(EXERCISE):
Copy out all the records exactly.

(DATASET ENTRIES):

==*==

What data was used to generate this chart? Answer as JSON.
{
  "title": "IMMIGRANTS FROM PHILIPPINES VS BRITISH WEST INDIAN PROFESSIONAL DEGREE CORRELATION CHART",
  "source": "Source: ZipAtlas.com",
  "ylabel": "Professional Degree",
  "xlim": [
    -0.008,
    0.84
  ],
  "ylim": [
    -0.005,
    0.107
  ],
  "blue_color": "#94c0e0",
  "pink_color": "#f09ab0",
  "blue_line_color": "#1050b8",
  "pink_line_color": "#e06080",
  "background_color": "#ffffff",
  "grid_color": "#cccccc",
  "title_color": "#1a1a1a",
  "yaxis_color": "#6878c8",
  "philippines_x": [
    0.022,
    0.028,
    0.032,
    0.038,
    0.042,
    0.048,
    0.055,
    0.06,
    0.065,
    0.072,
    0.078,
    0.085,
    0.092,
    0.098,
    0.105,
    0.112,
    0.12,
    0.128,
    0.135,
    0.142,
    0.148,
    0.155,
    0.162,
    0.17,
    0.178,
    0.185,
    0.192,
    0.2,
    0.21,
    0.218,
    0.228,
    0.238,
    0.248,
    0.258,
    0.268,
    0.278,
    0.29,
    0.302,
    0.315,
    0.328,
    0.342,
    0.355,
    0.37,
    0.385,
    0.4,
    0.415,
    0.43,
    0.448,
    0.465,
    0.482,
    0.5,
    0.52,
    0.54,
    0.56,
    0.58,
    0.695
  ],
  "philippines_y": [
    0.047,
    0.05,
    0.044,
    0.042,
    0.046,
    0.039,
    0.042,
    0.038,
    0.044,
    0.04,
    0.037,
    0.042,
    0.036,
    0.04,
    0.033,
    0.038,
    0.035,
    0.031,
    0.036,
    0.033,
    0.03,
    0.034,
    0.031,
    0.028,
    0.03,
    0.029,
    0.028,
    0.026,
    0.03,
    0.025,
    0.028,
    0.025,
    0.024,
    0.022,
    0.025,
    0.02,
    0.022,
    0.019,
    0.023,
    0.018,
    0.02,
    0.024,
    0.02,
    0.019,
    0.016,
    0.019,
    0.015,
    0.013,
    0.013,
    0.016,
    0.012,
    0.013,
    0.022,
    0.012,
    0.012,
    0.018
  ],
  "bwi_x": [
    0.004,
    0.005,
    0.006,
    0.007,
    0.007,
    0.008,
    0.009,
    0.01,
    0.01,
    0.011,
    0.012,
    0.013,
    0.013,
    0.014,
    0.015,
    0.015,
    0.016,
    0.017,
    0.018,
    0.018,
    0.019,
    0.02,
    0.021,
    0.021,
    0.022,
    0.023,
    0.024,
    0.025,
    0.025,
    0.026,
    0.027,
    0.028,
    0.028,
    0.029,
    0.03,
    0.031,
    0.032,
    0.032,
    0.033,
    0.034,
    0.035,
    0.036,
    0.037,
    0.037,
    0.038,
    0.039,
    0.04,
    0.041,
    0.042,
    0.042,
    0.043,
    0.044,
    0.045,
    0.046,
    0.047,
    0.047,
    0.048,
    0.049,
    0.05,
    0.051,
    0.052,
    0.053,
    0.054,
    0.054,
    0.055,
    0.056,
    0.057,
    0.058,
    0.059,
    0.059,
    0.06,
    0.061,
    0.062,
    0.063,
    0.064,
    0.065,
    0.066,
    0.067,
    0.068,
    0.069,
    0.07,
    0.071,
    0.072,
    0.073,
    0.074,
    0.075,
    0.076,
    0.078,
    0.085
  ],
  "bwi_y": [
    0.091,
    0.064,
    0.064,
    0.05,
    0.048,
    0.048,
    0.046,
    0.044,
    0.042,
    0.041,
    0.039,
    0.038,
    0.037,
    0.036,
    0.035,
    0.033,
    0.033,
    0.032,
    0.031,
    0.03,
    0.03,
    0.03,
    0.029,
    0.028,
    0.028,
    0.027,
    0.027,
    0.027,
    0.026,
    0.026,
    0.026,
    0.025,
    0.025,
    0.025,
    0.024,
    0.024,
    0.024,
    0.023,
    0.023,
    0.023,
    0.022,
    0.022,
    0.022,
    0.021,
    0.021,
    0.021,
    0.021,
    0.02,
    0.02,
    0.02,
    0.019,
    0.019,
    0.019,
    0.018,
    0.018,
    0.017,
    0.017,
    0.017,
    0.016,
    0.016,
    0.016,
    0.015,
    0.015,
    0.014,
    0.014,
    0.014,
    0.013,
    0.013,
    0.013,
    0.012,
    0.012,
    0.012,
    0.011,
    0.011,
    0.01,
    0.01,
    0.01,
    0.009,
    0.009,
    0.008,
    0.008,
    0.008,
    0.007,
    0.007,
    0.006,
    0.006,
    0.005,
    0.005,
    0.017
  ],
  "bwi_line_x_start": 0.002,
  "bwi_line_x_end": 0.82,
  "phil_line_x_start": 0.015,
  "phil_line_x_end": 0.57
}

==*==

(SOLVED EXERCISE):
What data was used to generate this chart? Answer as JSON.
{
  "title": "IMMIGRANTS FROM PHILIPPINES VS BRITISH WEST INDIAN PROFESSIONAL DEGREE CORRELATION CHART",
  "source": "Source: ZipAtlas.com",
  "ylabel": "Professional Degree",
  "xlim": [
    -0.008,
    0.84
  ],
  "ylim": [
    -0.005,
    0.107
  ],
  "blue_color": "#94c0e0",
  "pink_color": "#f09ab0",
  "blue_line_color": "#1050b8",
  "pink_line_color": "#e06080",
  "background_color": "#ffffff",
  "grid_color": "#cccccc",
  "title_color": "#1a1a1a",
  "yaxis_color": "#6878c8",
  "philippines_x": [
    0.022,
    0.028,
    0.032,
    0.038,
    0.042,
    0.048,
    0.055,
    0.06,
    0.065,
    0.072,
    0.078,
    0.085,
    0.092,
    0.098,
    0.105,
    0.112,
    0.12,
    0.128,
    0.135,
    0.142,
    0.148,
    0.155,
    0.162,
    0.17,
    0.178,
    0.185,
    0.192,
    0.2,
    0.21,
    0.218,
    0.228,
    0.238,
    0.248,
    0.258,
    0.268,
    0.278,
    0.29,
    0.302,
    0.315,
    0.328,
    0.342,
    0.355,
    0.37,
    0.385,
    0.4,
    0.415,
    0.43,
    0.448,
    0.465,
    0.482,
    0.5,
    0.52,
    0.54,
    0.56,
    0.58,
    0.695
  ],
  "philippines_y": [
    0.047,
    0.05,
    0.044,
    0.042,
    0.046,
    0.039,
    0.042,
    0.038,
    0.044,
    0.04,
    0.037,
    0.042,
    0.036,
    0.04,
    0.033,
    0.038,
    0.035,
    0.031,
    0.036,
    0.033,
    0.03,
    0.034,
    0.031,
    0.028,
    0.03,
    0.029,
    0.028,
    0.026,
    0.03,
    0.025,
    0.028,
    0.025,
    0.024,
    0.022,
    0.025,
    0.02,
    0.022,
    0.019,
    0.023,
    0.018,
    0.02,
    0.024,
    0.02,
    0.019,
    0.016,
    0.019,
    0.015,
    0.013,
    0.013,
    0.016,
    0.012,
    0.013,
    0.022,
    0.012,
    0.012,
    0.018
  ],
  "bwi_x": [
    0.004,
    0.005,
    0.006,
    0.007,
    0.007,
    0.008,
    0.009,
    0.01,
    0.01,
    0.011,
    0.012,
    0.013,
    0.013,
    0.014,
    0.015,
    0.015,
    0.016,
    0.017,
    0.018,
    0.018,
    0.019,
    0.02,
    0.021,
    0.021,
    0.022,
    0.023,
    0.024,
    0.025,
    0.025,
    0.026,
    0.027,
    0.028,
    0.028,
    0.029,
    0.03,
    0.031,
    0.032,
    0.032,
    0.033,
    0.034,
    0.035,
    0.036,
    0.037,
    0.037,
    0.038,
    0.039,
    0.04,
    0.041,
    0.042,
    0.042,
    0.043,
    0.044,
    0.045,
    0.046,
    0.047,
    0.047,
    0.048,
    0.049,
    0.05,
    0.051,
    0.052,
    0.053,
    0.054,
    0.054,
    0.055,
    0.056,
    0.057,
    0.058,
    0.059,
    0.059,
    0.06,
    0.061,
    0.062,
    0.063,
    0.064,
    0.065,
    0.066,
    0.067,
    0.068,
    0.069,
    0.07,
    0.071,
    0.072,
    0.073,
    0.074,
    0.075,
    0.076,
    0.078,
    0.085
  ],
  "bwi_y": [
    0.091,
    0.064,
    0.064,
    0.05,
    0.048,
    0.048,
    0.046,
    0.044,
    0.042,
    0.041,
    0.039,
    0.038,
    0.037,
    0.036,
    0.035,
    0.033,
    0.033,
    0.032,
    0.031,
    0.03,
    0.03,
    0.03,
    0.029,
    0.028,
    0.028,
    0.027,
    0.027,
    0.027,
    0.026,
    0.026,
    0.026,
    0.025,
    0.025,
    0.025,
    0.024,
    0.024,
    0.024,
    0.023,
    0.023,
    0.023,
    0.022,
    0.022,
    0.022,
    0.021,
    0.021,
    0.021,
    0.021,
    0.02,
    0.02,
    0.02,
    0.019,
    0.019,
    0.019,
    0.018,
    0.018,
    0.017,
    0.017,
    0.017,
    0.016,
    0.016,
    0.016,
    0.015,
    0.015,
    0.014,
    0.014,
    0.014,
    0.013,
    0.013,
    0.013,
    0.012,
    0.012,
    0.012,
    0.011,
    0.011,
    0.01,
    0.01,
    0.01,
    0.009,
    0.009,
    0.008,
    0.008,
    0.008,
    0.007,
    0.007,
    0.006,
    0.006,
    0.005,
    0.005,
    0.017
  ],
  "bwi_line_x_start": 0.002,
  "bwi_line_x_end": 0.82,
  "phil_line_x_start": 0.015,
  "phil_line_x_end": 0.57
}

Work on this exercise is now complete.